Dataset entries

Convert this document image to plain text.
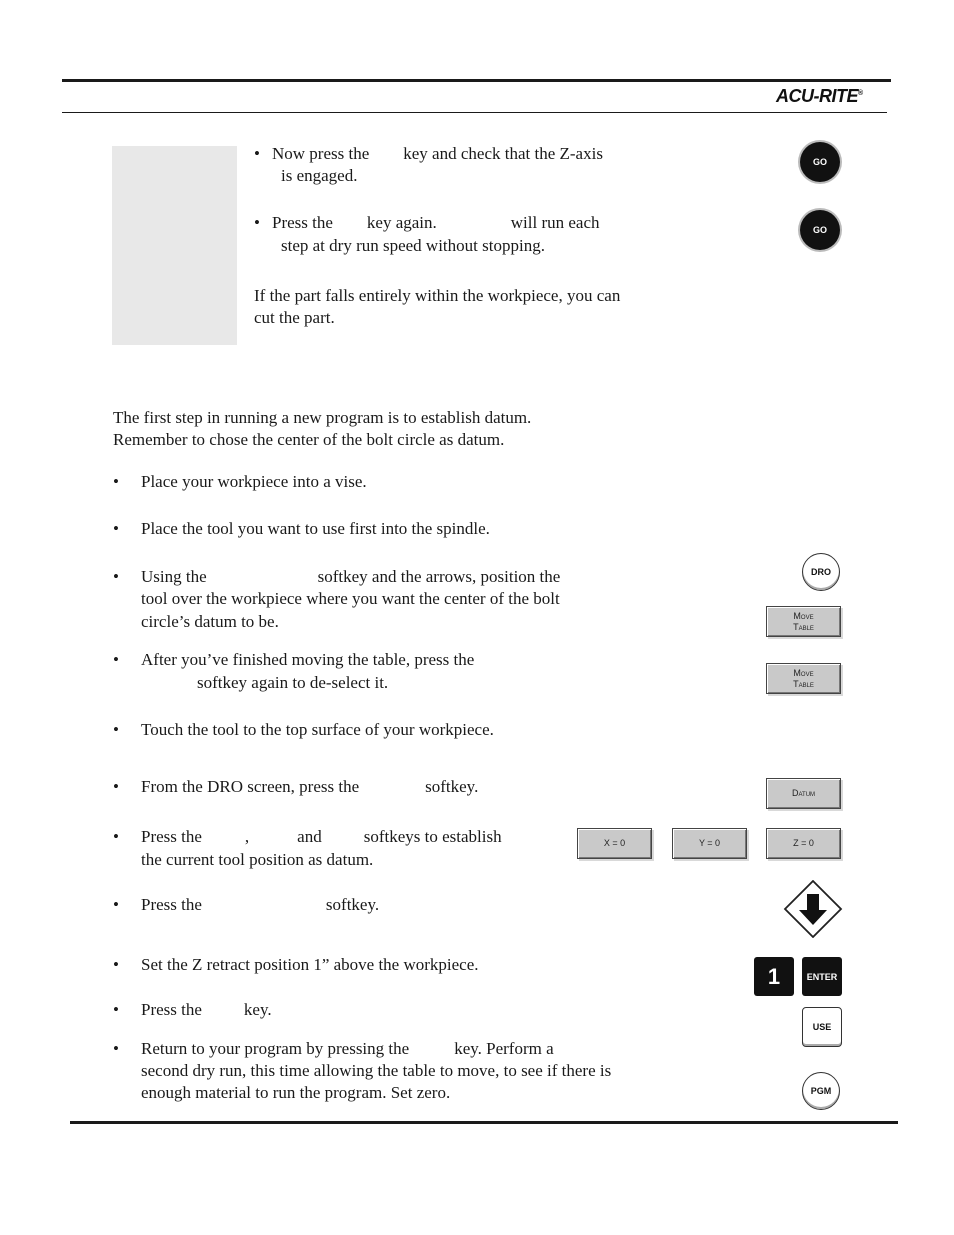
ACU-RITE®
• Now press the key and check that the Z-axis
is engaged.
• Press the key again.	will run each
step at dry run speed without stopping.
If the part falls entirely within the workpiece, you can
cut the part.
GO
GO
The first step in running a new program is to establish datum.
Remember to chose the center of the bolt circle as datum.
• Place your workpiece into a vise.
• Place the tool you want to use first into the spindle.
• Using the	softkey and the arrows, position the
tool over the workpiece where you want the center of the bolt
circle’s datum to be.
• After you’ve finished moving the table, press the
softkey again to de-select it.
• Touch the tool to the top surface of your workpiece.
• From the DRO screen, press the	softkey.
• Press the	,	and softkeys to establish
the current tool position as datum.
• Press the	softkey.
• Set the Z retract position 1” above the workpiece.
• Press the key.
• Return to your program by pressing the	key. Perform a
second dry run, this time allowing the table to move, to see if there is
enough material to run the program. Set zero.
DRO
Move
Table
Move
Table
Datum
X = 0	Y = 0	Z = 0
1	ENTER
USE
PGM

(Aim): Working from the lines above, reproduce the material exactly and exclude its pictures.

(Completed exercise):
Convert this document image to plain text.
ACU-RITE®
• Now press the key and check that the Z-axis
is engaged.
• Press the key again.	will run each
step at dry run speed without stopping.
If the part falls entirely within the workpiece, you can
cut the part.
GO
GO
The first step in running a new program is to establish datum.
Remember to chose the center of the bolt circle as datum.
• Place your workpiece into a vise.
• Place the tool you want to use first into the spindle.
• Using the	softkey and the arrows, position the
tool over the workpiece where you want the center of the bolt
circle’s datum to be.
• After you’ve finished moving the table, press the
softkey again to de-select it.
• Touch the tool to the top surface of your workpiece.
• From the DRO screen, press the	softkey.
• Press the	,	and softkeys to establish
the current tool position as datum.
• Press the	softkey.
• Set the Z retract position 1” above the workpiece.
• Press the key.
• Return to your program by pressing the	key. Perform a
second dry run, this time allowing the table to move, to see if there is
enough material to run the program. Set zero.
DRO
Move
Table
Move
Table
Datum
X = 0	Y = 0	Z = 0
1	ENTER
USE
PGM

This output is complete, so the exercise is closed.